Start INPUT ROWS

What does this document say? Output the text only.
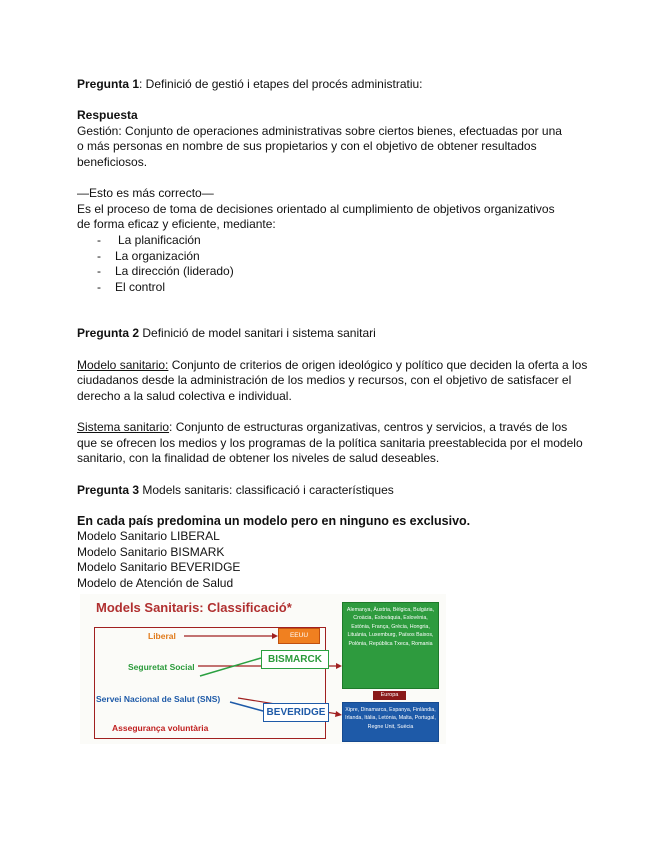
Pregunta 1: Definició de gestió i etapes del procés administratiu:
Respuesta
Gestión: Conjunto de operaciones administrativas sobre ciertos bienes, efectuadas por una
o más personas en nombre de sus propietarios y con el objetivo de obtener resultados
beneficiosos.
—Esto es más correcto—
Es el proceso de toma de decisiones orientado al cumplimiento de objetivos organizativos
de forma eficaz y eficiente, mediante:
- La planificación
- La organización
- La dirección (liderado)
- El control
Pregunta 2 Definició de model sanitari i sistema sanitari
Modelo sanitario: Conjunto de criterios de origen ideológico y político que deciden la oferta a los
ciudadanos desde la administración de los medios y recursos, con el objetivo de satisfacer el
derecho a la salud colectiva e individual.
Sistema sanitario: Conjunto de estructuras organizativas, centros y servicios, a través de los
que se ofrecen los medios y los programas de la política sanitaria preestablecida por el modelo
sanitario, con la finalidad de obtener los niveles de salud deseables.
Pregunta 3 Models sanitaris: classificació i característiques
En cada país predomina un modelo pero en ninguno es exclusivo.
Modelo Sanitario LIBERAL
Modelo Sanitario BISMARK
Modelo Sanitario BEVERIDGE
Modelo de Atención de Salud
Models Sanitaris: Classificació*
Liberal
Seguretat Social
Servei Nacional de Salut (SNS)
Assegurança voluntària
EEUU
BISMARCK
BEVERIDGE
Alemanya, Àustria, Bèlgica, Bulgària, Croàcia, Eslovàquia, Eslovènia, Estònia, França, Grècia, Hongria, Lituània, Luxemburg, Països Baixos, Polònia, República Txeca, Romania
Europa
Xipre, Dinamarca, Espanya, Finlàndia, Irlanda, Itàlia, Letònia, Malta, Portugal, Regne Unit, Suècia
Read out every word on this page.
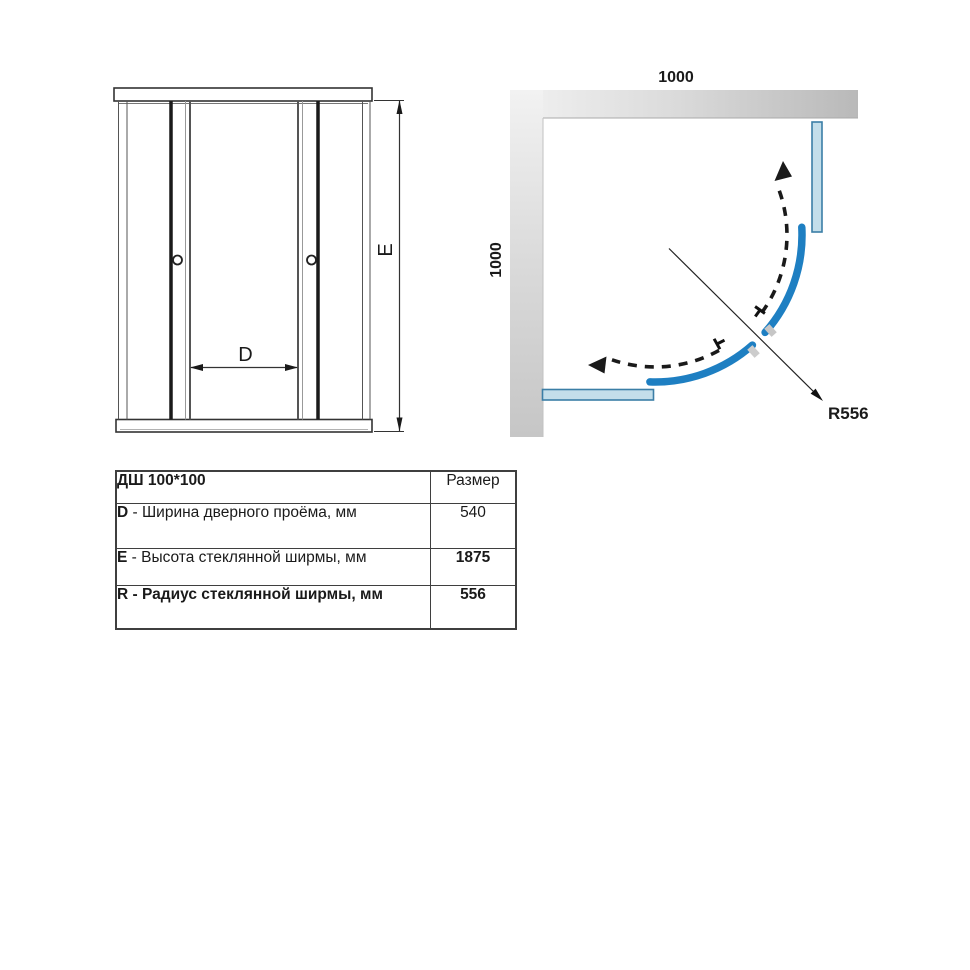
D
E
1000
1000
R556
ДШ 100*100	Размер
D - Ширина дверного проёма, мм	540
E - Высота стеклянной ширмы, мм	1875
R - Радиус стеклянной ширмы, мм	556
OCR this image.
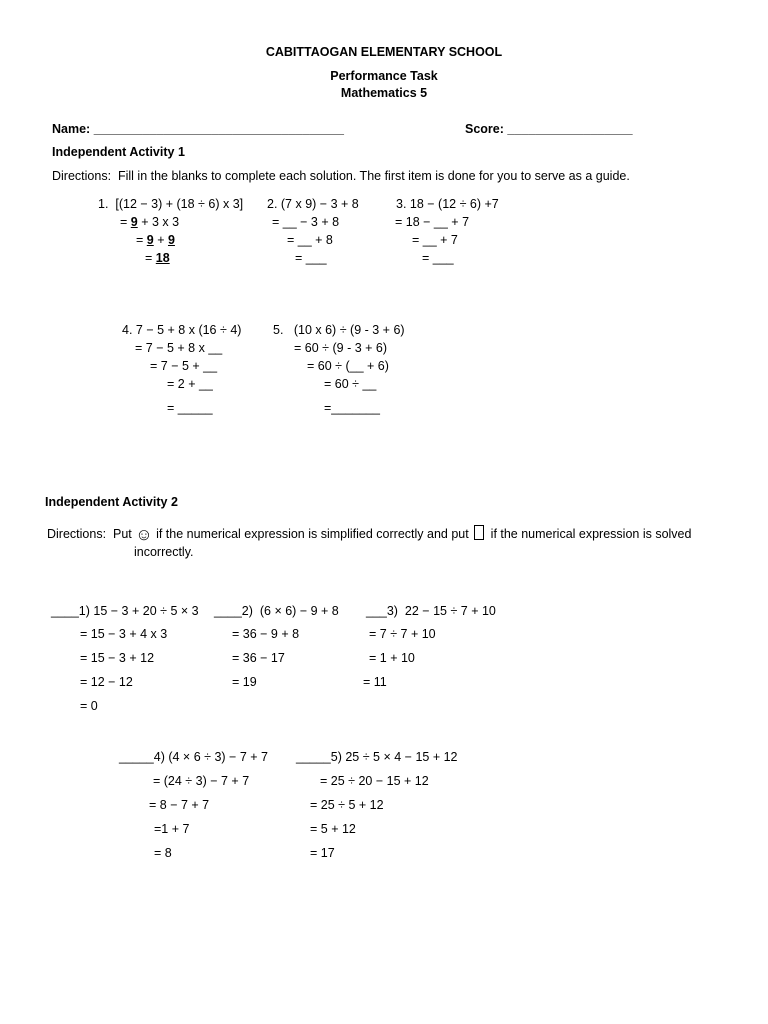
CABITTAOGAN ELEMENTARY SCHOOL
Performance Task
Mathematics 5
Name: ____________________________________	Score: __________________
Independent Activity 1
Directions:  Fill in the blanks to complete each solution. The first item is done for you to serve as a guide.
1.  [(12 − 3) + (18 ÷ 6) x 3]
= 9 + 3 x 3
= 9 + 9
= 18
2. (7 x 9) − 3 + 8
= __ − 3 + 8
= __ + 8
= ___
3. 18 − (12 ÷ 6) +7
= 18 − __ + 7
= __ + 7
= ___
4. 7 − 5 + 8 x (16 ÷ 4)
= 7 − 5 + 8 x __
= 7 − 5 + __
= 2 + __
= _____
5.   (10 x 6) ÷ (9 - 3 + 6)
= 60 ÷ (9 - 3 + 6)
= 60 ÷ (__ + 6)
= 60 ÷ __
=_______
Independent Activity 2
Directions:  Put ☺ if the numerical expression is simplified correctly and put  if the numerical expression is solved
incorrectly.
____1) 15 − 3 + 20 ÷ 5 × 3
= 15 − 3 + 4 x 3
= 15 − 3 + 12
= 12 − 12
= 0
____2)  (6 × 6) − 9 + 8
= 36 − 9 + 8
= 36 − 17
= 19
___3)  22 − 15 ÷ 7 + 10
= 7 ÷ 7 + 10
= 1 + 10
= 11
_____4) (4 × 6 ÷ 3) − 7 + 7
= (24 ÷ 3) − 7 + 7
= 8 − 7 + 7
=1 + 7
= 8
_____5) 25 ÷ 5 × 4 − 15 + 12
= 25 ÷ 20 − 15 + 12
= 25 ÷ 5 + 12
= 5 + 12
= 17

End INPUT ROWS
Start INPUT ROWS

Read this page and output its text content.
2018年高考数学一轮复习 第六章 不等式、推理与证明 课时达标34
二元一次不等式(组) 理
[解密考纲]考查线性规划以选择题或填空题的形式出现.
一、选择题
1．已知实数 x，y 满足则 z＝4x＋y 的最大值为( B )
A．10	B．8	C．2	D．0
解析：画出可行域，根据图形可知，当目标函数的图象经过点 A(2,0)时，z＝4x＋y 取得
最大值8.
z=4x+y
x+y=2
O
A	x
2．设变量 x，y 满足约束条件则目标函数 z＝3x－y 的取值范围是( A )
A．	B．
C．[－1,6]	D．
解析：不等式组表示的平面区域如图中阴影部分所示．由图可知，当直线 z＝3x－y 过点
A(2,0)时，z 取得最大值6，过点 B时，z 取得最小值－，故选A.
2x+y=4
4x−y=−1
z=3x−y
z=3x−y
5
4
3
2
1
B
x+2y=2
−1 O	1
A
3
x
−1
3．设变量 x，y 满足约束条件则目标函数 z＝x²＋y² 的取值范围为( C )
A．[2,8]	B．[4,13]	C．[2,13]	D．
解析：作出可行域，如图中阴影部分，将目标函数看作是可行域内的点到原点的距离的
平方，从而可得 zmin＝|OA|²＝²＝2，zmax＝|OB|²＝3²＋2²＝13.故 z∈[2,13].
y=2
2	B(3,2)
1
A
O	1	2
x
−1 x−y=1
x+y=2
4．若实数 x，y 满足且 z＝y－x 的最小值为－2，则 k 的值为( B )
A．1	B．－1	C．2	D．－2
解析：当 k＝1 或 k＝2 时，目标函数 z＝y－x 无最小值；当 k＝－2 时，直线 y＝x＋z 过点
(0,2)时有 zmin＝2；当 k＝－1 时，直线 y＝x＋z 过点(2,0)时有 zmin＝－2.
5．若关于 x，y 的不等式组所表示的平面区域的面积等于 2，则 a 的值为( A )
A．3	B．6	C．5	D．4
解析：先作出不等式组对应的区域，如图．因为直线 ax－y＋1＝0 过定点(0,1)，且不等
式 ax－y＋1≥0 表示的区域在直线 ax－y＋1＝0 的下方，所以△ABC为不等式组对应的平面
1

End INPUT ROWS

▸ TASK DETAILS
Lines that hold "Models" are the ones to copy; find all of them.

▸ OUTPUT OF THE EXERCISE
Pregunta 3 Models sanitaris: classificació i característiques
Models Sanitaris: Classificació*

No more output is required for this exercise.